Exercise brief: Copy out every line of the records below word for word, leaving out the pictures.

- - -

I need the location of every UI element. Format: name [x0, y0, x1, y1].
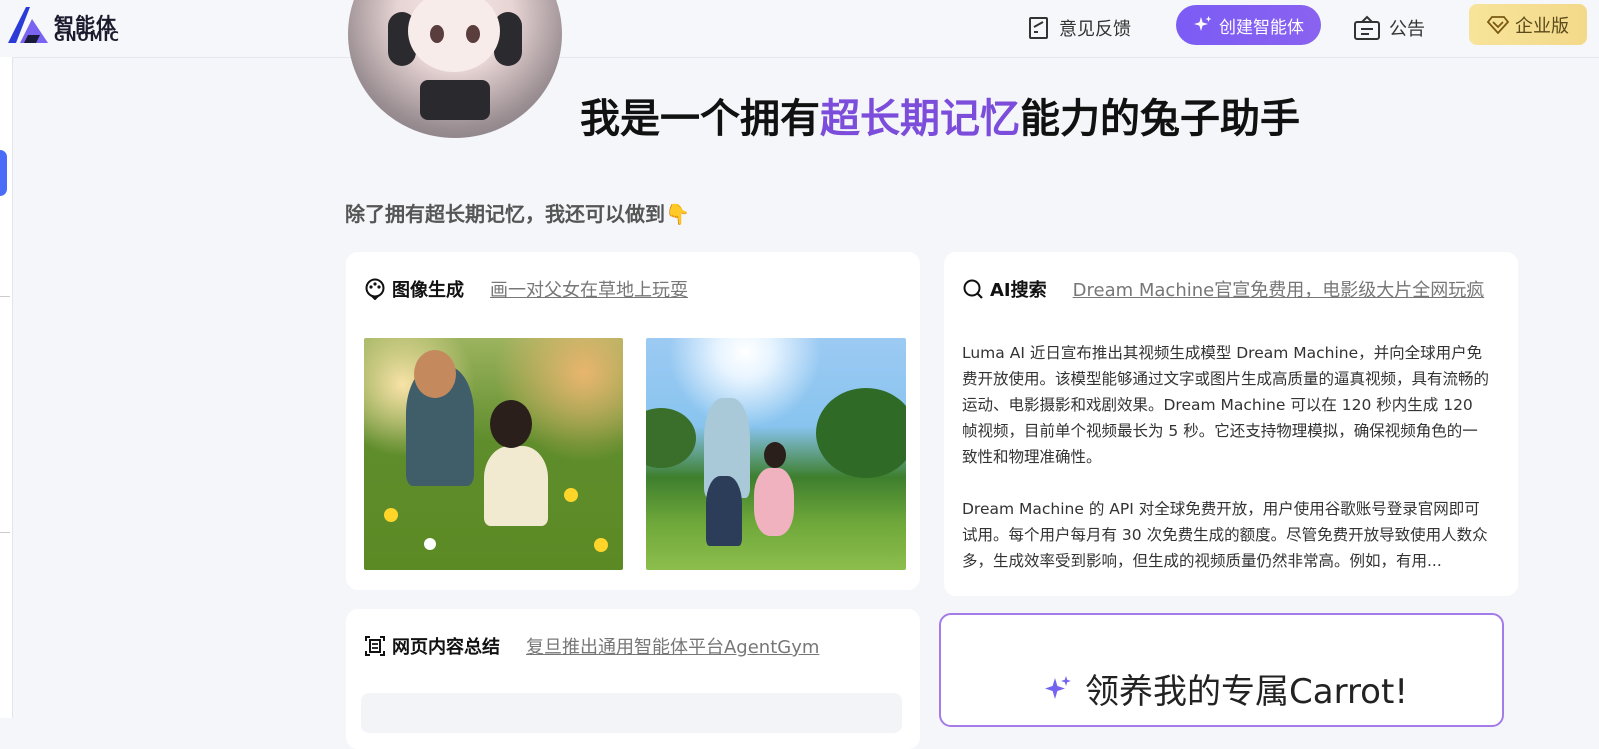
flower — [594, 538, 608, 552]
section-subtitle: 除了拥有超长期记忆，我还可以做到👇 — [345, 202, 690, 226]
logo-icon — [8, 7, 48, 43]
avatar-collar — [420, 80, 490, 120]
logo-text-en: GNOMIC — [54, 30, 120, 45]
web-summary-preview-box — [361, 693, 902, 733]
ai-search-paragraph-1: Luma AI 近日宣布推出其视频生成模型 Dream Machine，并向全球… — [962, 344, 1490, 466]
create-agent-button[interactable]: 创建智能体 — [1176, 5, 1321, 45]
scan-document-icon — [365, 636, 385, 656]
hero-title-prefix: 我是一个拥有 — [580, 96, 820, 142]
card-header: 图像生成 画一对父女在草地上玩耍 — [364, 276, 688, 302]
diamond-icon — [1487, 15, 1509, 34]
avatar-eye — [430, 25, 444, 43]
sidebar-divider — [0, 296, 10, 297]
sparkle-icon — [1194, 16, 1212, 31]
card-header: 网页内容总结 复旦推出通用智能体平台AgentGym — [364, 633, 819, 659]
sparkle-icon — [1045, 675, 1071, 699]
image-generation-example-link[interactable]: 画一对父女在草地上玩耍 — [490, 276, 688, 302]
image-generation-title: 图像生成 — [392, 280, 464, 301]
web-summary-title: 网页内容总结 — [392, 637, 500, 658]
father-head — [414, 350, 456, 398]
feedback-link[interactable]: 意见反馈 — [1027, 10, 1131, 46]
generated-image-1[interactable] — [364, 338, 623, 570]
hero-title: 我是一个拥有超长期记忆能力的兔子助手 — [580, 86, 1300, 144]
sidebar-active-tab[interactable] — [0, 150, 7, 196]
avatar-eye — [466, 25, 480, 43]
announcement-label: 公告 — [1389, 19, 1425, 40]
announcement-icon — [1354, 15, 1380, 40]
avatar-face — [408, 0, 500, 72]
ai-search-paragraph-2: Dream Machine 的 API 对全球免费开放，用户使用谷歌账号登录官网… — [962, 500, 1488, 570]
feedback-label: 意见反馈 — [1059, 19, 1131, 40]
tree — [816, 388, 906, 478]
ai-search-title: AI搜索 — [990, 280, 1047, 301]
generated-image-2[interactable] — [646, 338, 906, 570]
hero-title-suffix: 能力的兔子助手 — [1020, 96, 1300, 142]
logo[interactable]: 智能体 GNOMIC — [6, 5, 126, 45]
palette-icon — [365, 278, 385, 300]
bunny-avatar — [348, 0, 562, 138]
sidebar-divider — [0, 532, 10, 533]
feedback-icon — [1029, 17, 1048, 39]
image-generation-card: 图像生成 画一对父女在草地上玩耍 — [346, 252, 920, 590]
web-summary-example-link[interactable]: 复旦推出通用智能体平台AgentGym — [526, 633, 819, 659]
card-header: AI搜索 Dream Machine官宣免费用，电影级大片全网玩疯 — [962, 276, 1484, 302]
daughter-figure — [754, 468, 794, 536]
tree — [646, 408, 696, 468]
enterprise-label: 企业版 — [1515, 15, 1569, 37]
daughter-head — [764, 442, 786, 468]
hero-title-highlight: 超长期记忆 — [820, 96, 1020, 142]
adopt-carrot-title[interactable]: 领养我的专属Carrot! — [1043, 664, 1408, 713]
father-legs — [706, 476, 742, 546]
flower — [564, 488, 578, 502]
ai-search-example-link[interactable]: Dream Machine官宣免费用，电影级大片全网玩疯 — [1073, 276, 1485, 302]
top-bar: 智能体 GNOMIC 意见反馈 创建智能体 公告 企业版 — [0, 0, 1599, 58]
search-icon — [963, 279, 983, 299]
announcement-link[interactable]: 公告 — [1353, 10, 1425, 46]
adopt-carrot-label: 领养我的专属Carrot! — [1085, 672, 1408, 712]
daughter-figure — [484, 446, 548, 526]
create-agent-label: 创建智能体 — [1219, 17, 1304, 38]
daughter-head — [490, 400, 532, 448]
ai-search-card: AI搜索 Dream Machine官宣免费用，电影级大片全网玩疯 Luma A… — [944, 252, 1518, 596]
flower — [384, 508, 398, 522]
enterprise-button[interactable]: 企业版 — [1469, 4, 1587, 45]
flower — [424, 538, 436, 550]
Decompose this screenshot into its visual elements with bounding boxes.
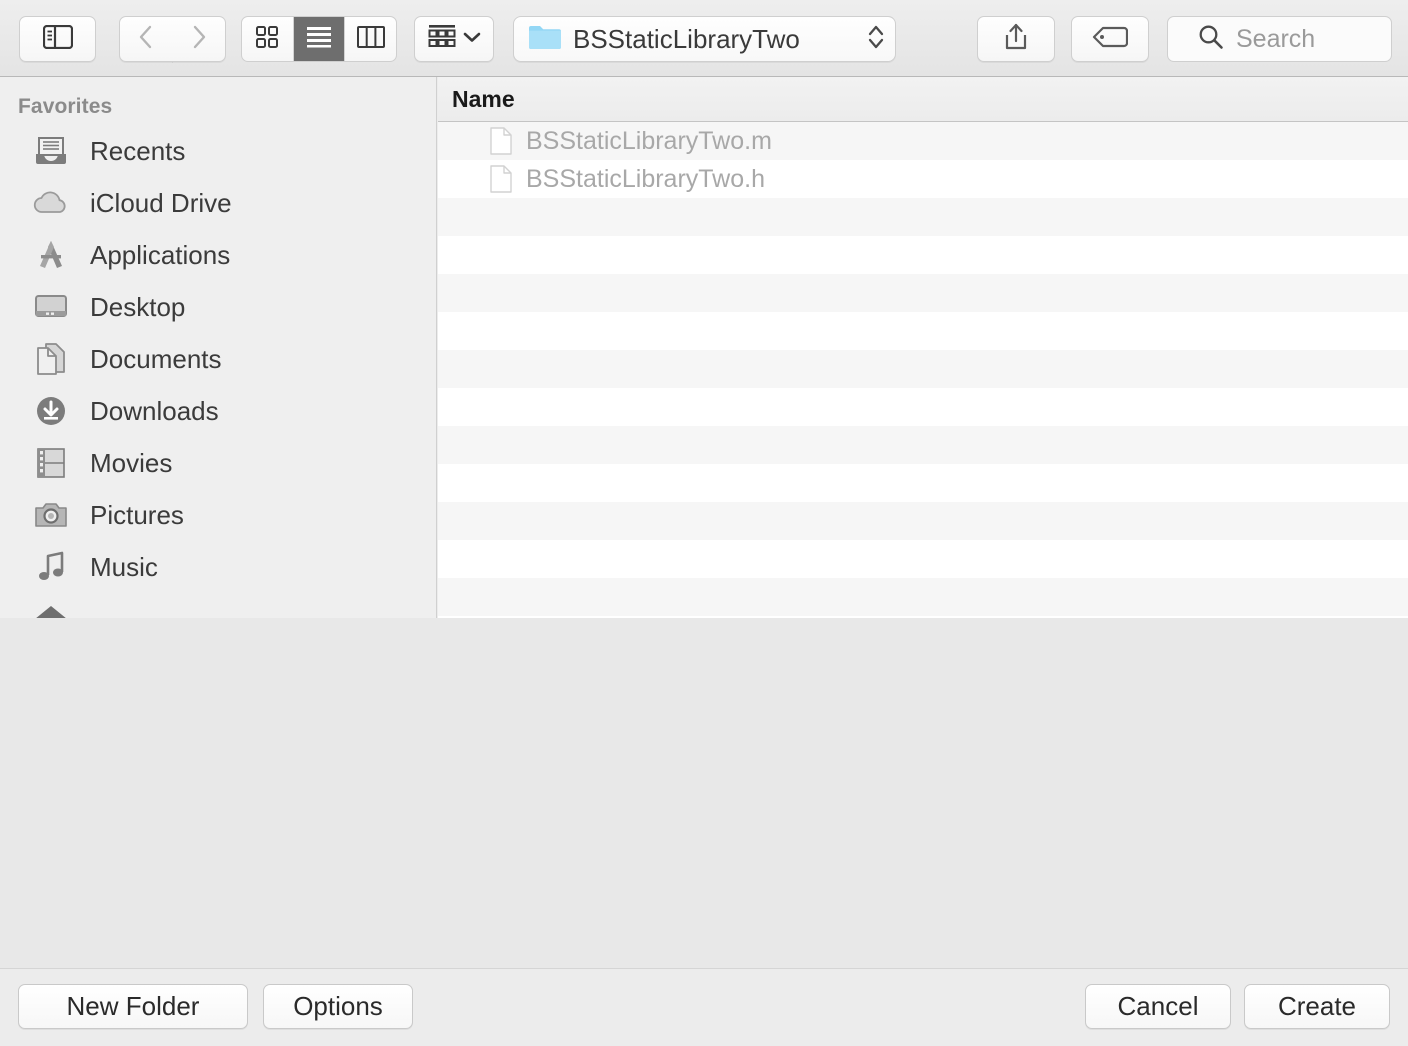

- - -

Result of this exercise:
I need the location of every UI element. Format: name [x0, y0, x1, y1].
flower — [594, 538, 608, 552]
section-subtitle: 除了拥有超长期记忆，我还可以做到👇 — [345, 202, 690, 226]
logo-icon — [8, 7, 48, 43]
avatar-collar — [420, 80, 490, 120]
logo-text-en: GNOMIC — [54, 30, 120, 45]
web-summary-preview-box — [361, 693, 902, 733]
ai-search-paragraph-1: Luma AI 近日宣布推出其视频生成模型 Dream Machine，并向全球… — [962, 344, 1490, 466]
create-agent-button[interactable]: 创建智能体 — [1176, 5, 1321, 45]
scan-document-icon — [365, 636, 385, 656]
hero-title-prefix: 我是一个拥有 — [580, 96, 820, 142]
card-header: 图像生成 画一对父女在草地上玩耍 — [364, 276, 688, 302]
diamond-icon — [1487, 15, 1509, 34]
avatar-eye — [430, 25, 444, 43]
sidebar-divider — [0, 296, 10, 297]
sparkle-icon — [1194, 16, 1212, 31]
card-header: 网页内容总结 复旦推出通用智能体平台AgentGym — [364, 633, 819, 659]
sparkle-icon — [1045, 675, 1071, 699]
image-generation-example-link[interactable]: 画一对父女在草地上玩耍 — [490, 276, 688, 302]
image-generation-title: 图像生成 — [392, 280, 464, 301]
web-summary-title: 网页内容总结 — [392, 637, 500, 658]
father-head — [414, 350, 456, 398]
feedback-link[interactable]: 意见反馈 — [1027, 10, 1131, 46]
generated-image-1[interactable] — [364, 338, 623, 570]
hero-title: 我是一个拥有超长期记忆能力的兔子助手 — [580, 86, 1300, 144]
sidebar-active-tab[interactable] — [0, 150, 7, 196]
avatar-eye — [466, 25, 480, 43]
announcement-label: 公告 — [1389, 19, 1425, 40]
announcement-icon — [1354, 15, 1380, 40]
avatar-face — [408, 0, 500, 72]
ai-search-paragraph-2: Dream Machine 的 API 对全球免费开放，用户使用谷歌账号登录官网… — [962, 500, 1488, 570]
feedback-label: 意见反馈 — [1059, 19, 1131, 40]
tree — [816, 388, 906, 478]
ai-search-title: AI搜索 — [990, 280, 1047, 301]
generated-image-2[interactable] — [646, 338, 906, 570]
hero-title-suffix: 能力的兔子助手 — [1020, 96, 1300, 142]
logo[interactable]: 智能体 GNOMIC — [6, 5, 126, 45]
palette-icon — [365, 278, 385, 300]
bunny-avatar — [348, 0, 562, 138]
sidebar-divider — [0, 532, 10, 533]
feedback-icon — [1029, 17, 1048, 39]
image-generation-card: 图像生成 画一对父女在草地上玩耍 — [346, 252, 920, 590]
web-summary-example-link[interactable]: 复旦推出通用智能体平台AgentGym — [526, 633, 819, 659]
card-header: AI搜索 Dream Machine官宣免费用，电影级大片全网玩疯 — [962, 276, 1484, 302]
daughter-figure — [754, 468, 794, 536]
tree — [646, 408, 696, 468]
enterprise-label: 企业版 — [1515, 15, 1569, 37]
daughter-head — [764, 442, 786, 468]
hero-title-highlight: 超长期记忆 — [820, 96, 1020, 142]
adopt-carrot-title[interactable]: 领养我的专属Carrot! — [1043, 664, 1408, 713]
father-legs — [706, 476, 742, 546]
flower — [564, 488, 578, 502]
ai-search-example-link[interactable]: Dream Machine官宣免费用，电影级大片全网玩疯 — [1073, 276, 1485, 302]
top-bar: 智能体 GNOMIC 意见反馈 创建智能体 公告 企业版 — [0, 0, 1599, 58]
search-icon — [963, 279, 983, 299]
announcement-link[interactable]: 公告 — [1353, 10, 1425, 46]
adopt-carrot-label: 领养我的专属Carrot! — [1085, 672, 1408, 712]
daughter-figure — [484, 446, 548, 526]
create-agent-label: 创建智能体 — [1219, 17, 1304, 38]
daughter-head — [490, 400, 532, 448]
ai-search-card: AI搜索 Dream Machine官宣免费用，电影级大片全网玩疯 Luma A… — [944, 252, 1518, 596]
flower — [384, 508, 398, 522]
enterprise-button[interactable]: 企业版 — [1469, 4, 1587, 45]
flower — [424, 538, 436, 550]
Decompose this screenshot into its visual elements with bounding boxes.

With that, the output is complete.